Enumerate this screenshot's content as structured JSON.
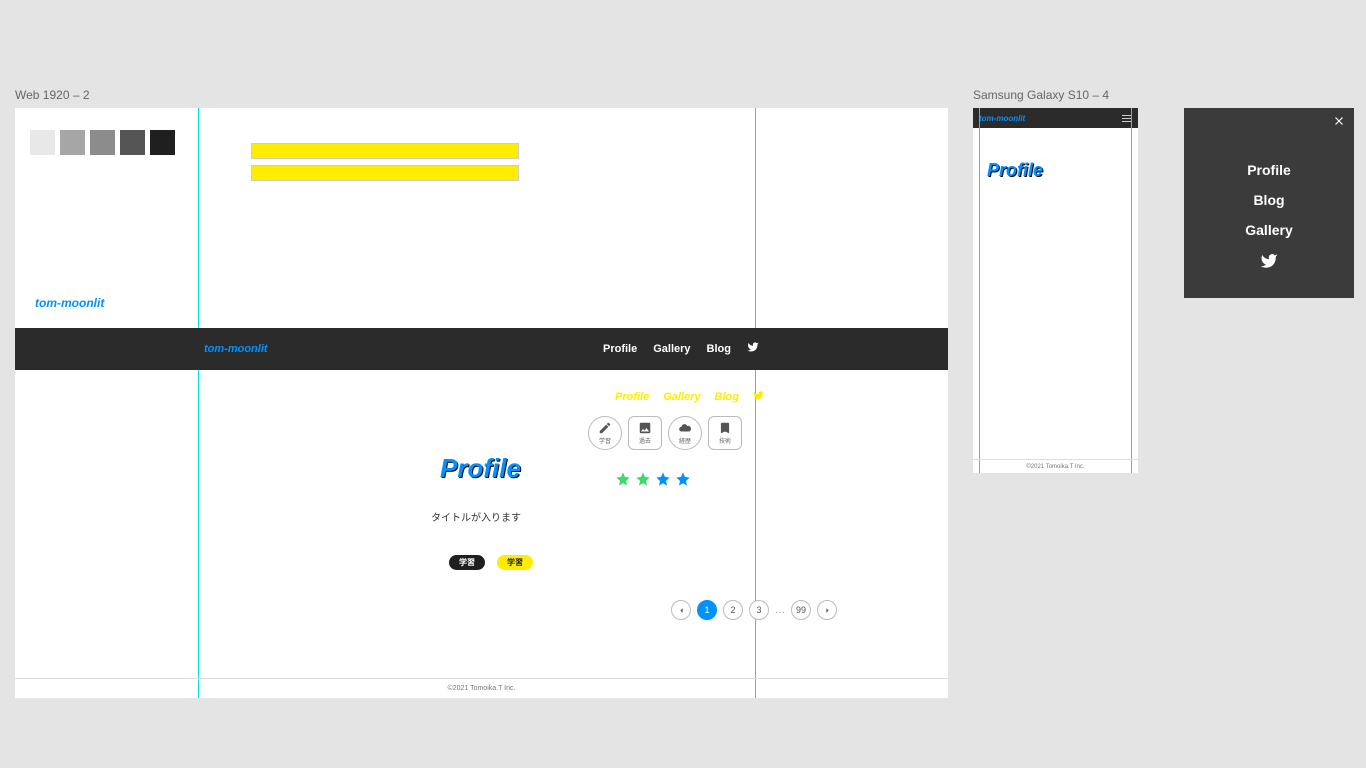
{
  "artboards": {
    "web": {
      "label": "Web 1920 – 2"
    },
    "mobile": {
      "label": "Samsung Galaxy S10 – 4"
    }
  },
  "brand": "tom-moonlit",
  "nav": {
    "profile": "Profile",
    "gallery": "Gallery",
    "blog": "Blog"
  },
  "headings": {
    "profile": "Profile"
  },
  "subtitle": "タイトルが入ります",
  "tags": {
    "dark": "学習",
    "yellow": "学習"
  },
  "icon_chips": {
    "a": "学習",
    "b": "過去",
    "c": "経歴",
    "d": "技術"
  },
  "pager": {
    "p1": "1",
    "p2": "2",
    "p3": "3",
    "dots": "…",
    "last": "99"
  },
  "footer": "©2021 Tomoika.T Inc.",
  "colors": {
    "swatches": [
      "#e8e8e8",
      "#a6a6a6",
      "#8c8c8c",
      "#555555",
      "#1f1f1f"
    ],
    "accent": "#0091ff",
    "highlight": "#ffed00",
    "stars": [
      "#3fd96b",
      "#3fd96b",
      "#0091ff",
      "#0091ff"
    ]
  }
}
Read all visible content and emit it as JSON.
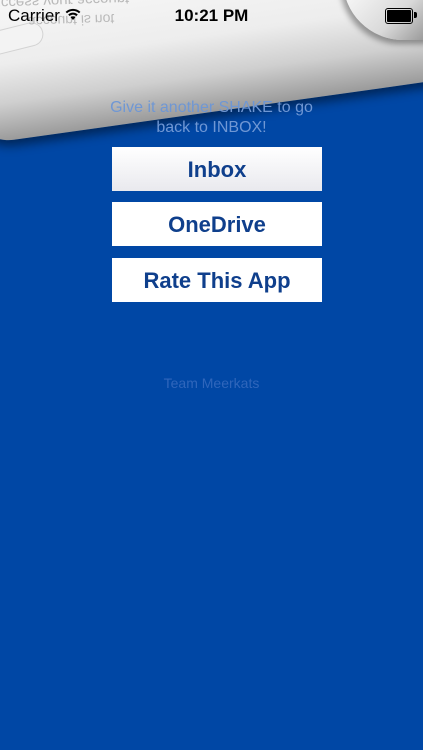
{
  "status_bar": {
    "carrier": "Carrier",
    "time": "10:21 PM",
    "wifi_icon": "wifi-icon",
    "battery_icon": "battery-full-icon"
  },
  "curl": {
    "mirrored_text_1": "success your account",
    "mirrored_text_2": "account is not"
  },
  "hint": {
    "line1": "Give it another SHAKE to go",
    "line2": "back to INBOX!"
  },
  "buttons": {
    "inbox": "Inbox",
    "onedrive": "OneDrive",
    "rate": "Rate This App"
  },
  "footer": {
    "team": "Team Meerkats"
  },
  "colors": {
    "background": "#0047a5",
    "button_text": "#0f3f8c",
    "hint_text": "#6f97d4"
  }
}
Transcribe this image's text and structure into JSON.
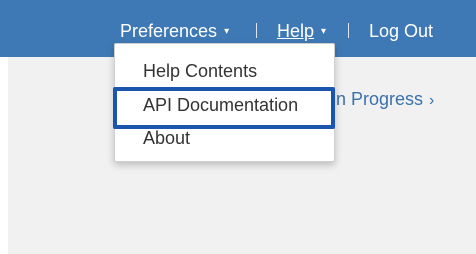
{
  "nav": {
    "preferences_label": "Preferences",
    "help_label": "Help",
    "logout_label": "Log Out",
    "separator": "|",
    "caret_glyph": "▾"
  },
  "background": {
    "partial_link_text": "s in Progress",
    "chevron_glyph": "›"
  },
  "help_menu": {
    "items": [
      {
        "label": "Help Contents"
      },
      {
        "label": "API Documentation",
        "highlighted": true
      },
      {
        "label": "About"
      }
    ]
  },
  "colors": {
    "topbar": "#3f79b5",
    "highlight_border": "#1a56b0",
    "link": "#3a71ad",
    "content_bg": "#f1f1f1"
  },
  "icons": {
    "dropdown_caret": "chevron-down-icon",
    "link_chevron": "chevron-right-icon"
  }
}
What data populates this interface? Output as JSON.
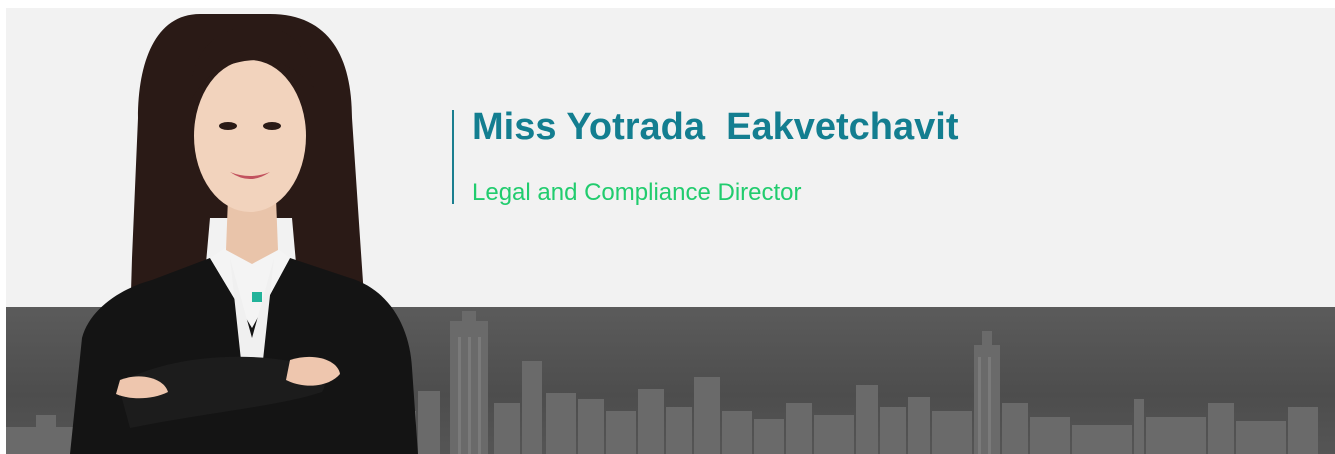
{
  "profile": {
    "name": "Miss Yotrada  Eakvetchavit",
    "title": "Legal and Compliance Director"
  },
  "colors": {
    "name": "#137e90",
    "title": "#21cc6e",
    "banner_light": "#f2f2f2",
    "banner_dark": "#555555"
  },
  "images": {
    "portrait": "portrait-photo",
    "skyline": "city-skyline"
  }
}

— Objective —
Using the entries above, return each line in which the word "name" occurs.

— Response to this exercise —
    "name": "Miss Yotrada  Eakvetchavit",
    "name": "#137e90",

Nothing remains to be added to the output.